Records shown:
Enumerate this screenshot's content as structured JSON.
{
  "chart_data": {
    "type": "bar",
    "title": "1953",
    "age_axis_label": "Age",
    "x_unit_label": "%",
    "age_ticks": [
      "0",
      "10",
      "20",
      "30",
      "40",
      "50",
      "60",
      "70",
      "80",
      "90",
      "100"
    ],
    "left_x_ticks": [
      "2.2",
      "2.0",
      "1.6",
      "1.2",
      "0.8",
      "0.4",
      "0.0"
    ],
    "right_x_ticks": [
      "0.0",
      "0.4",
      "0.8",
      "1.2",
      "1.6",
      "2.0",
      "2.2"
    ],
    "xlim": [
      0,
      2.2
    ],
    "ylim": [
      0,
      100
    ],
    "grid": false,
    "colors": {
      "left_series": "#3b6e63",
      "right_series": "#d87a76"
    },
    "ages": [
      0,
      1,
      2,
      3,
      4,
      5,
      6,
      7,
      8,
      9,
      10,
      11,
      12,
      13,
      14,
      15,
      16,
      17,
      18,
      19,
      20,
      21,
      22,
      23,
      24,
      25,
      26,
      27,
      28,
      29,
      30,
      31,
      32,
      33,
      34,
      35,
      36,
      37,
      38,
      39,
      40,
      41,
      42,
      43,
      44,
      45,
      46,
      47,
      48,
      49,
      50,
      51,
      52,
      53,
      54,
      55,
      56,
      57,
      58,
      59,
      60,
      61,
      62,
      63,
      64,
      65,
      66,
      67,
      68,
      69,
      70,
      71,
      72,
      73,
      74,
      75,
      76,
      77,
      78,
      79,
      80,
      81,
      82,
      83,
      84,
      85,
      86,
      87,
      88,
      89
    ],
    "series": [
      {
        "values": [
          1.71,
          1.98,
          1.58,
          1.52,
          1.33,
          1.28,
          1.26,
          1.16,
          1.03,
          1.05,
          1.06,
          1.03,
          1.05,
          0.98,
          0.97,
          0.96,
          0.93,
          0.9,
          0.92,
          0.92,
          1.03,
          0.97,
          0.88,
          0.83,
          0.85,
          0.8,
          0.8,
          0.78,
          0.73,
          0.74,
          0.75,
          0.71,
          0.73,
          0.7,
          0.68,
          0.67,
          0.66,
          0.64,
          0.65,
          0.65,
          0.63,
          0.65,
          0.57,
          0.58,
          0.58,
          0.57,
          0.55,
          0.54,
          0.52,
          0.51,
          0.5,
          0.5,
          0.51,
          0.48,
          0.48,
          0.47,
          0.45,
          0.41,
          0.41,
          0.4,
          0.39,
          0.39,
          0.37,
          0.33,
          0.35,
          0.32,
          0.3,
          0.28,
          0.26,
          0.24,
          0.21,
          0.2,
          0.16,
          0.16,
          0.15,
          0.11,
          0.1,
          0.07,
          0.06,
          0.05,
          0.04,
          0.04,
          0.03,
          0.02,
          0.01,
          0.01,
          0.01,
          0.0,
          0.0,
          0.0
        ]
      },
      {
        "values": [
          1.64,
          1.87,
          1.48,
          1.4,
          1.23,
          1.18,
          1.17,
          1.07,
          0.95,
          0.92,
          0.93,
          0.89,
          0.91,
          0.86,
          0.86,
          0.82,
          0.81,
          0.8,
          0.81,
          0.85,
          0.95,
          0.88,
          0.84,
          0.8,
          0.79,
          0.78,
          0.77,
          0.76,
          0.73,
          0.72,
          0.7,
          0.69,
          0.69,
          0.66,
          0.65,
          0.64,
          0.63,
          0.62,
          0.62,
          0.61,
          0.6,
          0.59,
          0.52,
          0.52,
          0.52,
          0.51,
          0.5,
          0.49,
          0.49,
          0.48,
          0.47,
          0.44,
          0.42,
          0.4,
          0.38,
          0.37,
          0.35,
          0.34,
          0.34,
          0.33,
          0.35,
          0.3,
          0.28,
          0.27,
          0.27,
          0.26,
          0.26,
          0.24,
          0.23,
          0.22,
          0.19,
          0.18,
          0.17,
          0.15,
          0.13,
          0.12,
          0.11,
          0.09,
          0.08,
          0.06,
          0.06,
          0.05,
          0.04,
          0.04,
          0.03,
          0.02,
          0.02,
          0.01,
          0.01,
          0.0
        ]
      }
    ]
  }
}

Task to carry out:
Reproduce all of the entries word for word.

Task output:
Enumerate this screenshot's content as structured JSON.
{
  "chart_data": {
    "type": "bar",
    "title": "1953",
    "age_axis_label": "Age",
    "x_unit_label": "%",
    "age_ticks": [
      "0",
      "10",
      "20",
      "30",
      "40",
      "50",
      "60",
      "70",
      "80",
      "90",
      "100"
    ],
    "left_x_ticks": [
      "2.2",
      "2.0",
      "1.6",
      "1.2",
      "0.8",
      "0.4",
      "0.0"
    ],
    "right_x_ticks": [
      "0.0",
      "0.4",
      "0.8",
      "1.2",
      "1.6",
      "2.0",
      "2.2"
    ],
    "xlim": [
      0,
      2.2
    ],
    "ylim": [
      0,
      100
    ],
    "grid": false,
    "colors": {
      "left_series": "#3b6e63",
      "right_series": "#d87a76"
    },
    "ages": [
      0,
      1,
      2,
      3,
      4,
      5,
      6,
      7,
      8,
      9,
      10,
      11,
      12,
      13,
      14,
      15,
      16,
      17,
      18,
      19,
      20,
      21,
      22,
      23,
      24,
      25,
      26,
      27,
      28,
      29,
      30,
      31,
      32,
      33,
      34,
      35,
      36,
      37,
      38,
      39,
      40,
      41,
      42,
      43,
      44,
      45,
      46,
      47,
      48,
      49,
      50,
      51,
      52,
      53,
      54,
      55,
      56,
      57,
      58,
      59,
      60,
      61,
      62,
      63,
      64,
      65,
      66,
      67,
      68,
      69,
      70,
      71,
      72,
      73,
      74,
      75,
      76,
      77,
      78,
      79,
      80,
      81,
      82,
      83,
      84,
      85,
      86,
      87,
      88,
      89
    ],
    "series": [
      {
        "values": [
          1.71,
          1.98,
          1.58,
          1.52,
          1.33,
          1.28,
          1.26,
          1.16,
          1.03,
          1.05,
          1.06,
          1.03,
          1.05,
          0.98,
          0.97,
          0.96,
          0.93,
          0.9,
          0.92,
          0.92,
          1.03,
          0.97,
          0.88,
          0.83,
          0.85,
          0.8,
          0.8,
          0.78,
          0.73,
          0.74,
          0.75,
          0.71,
          0.73,
          0.7,
          0.68,
          0.67,
          0.66,
          0.64,
          0.65,
          0.65,
          0.63,
          0.65,
          0.57,
          0.58,
          0.58,
          0.57,
          0.55,
          0.54,
          0.52,
          0.51,
          0.5,
          0.5,
          0.51,
          0.48,
          0.48,
          0.47,
          0.45,
          0.41,
          0.41,
          0.4,
          0.39,
          0.39,
          0.37,
          0.33,
          0.35,
          0.32,
          0.3,
          0.28,
          0.26,
          0.24,
          0.21,
          0.2,
          0.16,
          0.16,
          0.15,
          0.11,
          0.1,
          0.07,
          0.06,
          0.05,
          0.04,
          0.04,
          0.03,
          0.02,
          0.01,
          0.01,
          0.01,
          0.0,
          0.0,
          0.0
        ]
      },
      {
        "values": [
          1.64,
          1.87,
          1.48,
          1.4,
          1.23,
          1.18,
          1.17,
          1.07,
          0.95,
          0.92,
          0.93,
          0.89,
          0.91,
          0.86,
          0.86,
          0.82,
          0.81,
          0.8,
          0.81,
          0.85,
          0.95,
          0.88,
          0.84,
          0.8,
          0.79,
          0.78,
          0.77,
          0.76,
          0.73,
          0.72,
          0.7,
          0.69,
          0.69,
          0.66,
          0.65,
          0.64,
          0.63,
          0.62,
          0.62,
          0.61,
          0.6,
          0.59,
          0.52,
          0.52,
          0.52,
          0.51,
          0.5,
          0.49,
          0.49,
          0.48,
          0.47,
          0.44,
          0.42,
          0.4,
          0.38,
          0.37,
          0.35,
          0.34,
          0.34,
          0.33,
          0.35,
          0.3,
          0.28,
          0.27,
          0.27,
          0.26,
          0.26,
          0.24,
          0.23,
          0.22,
          0.19,
          0.18,
          0.17,
          0.15,
          0.13,
          0.12,
          0.11,
          0.09,
          0.08,
          0.06,
          0.06,
          0.05,
          0.04,
          0.04,
          0.03,
          0.02,
          0.02,
          0.01,
          0.01,
          0.0
        ]
      }
    ]
  }
}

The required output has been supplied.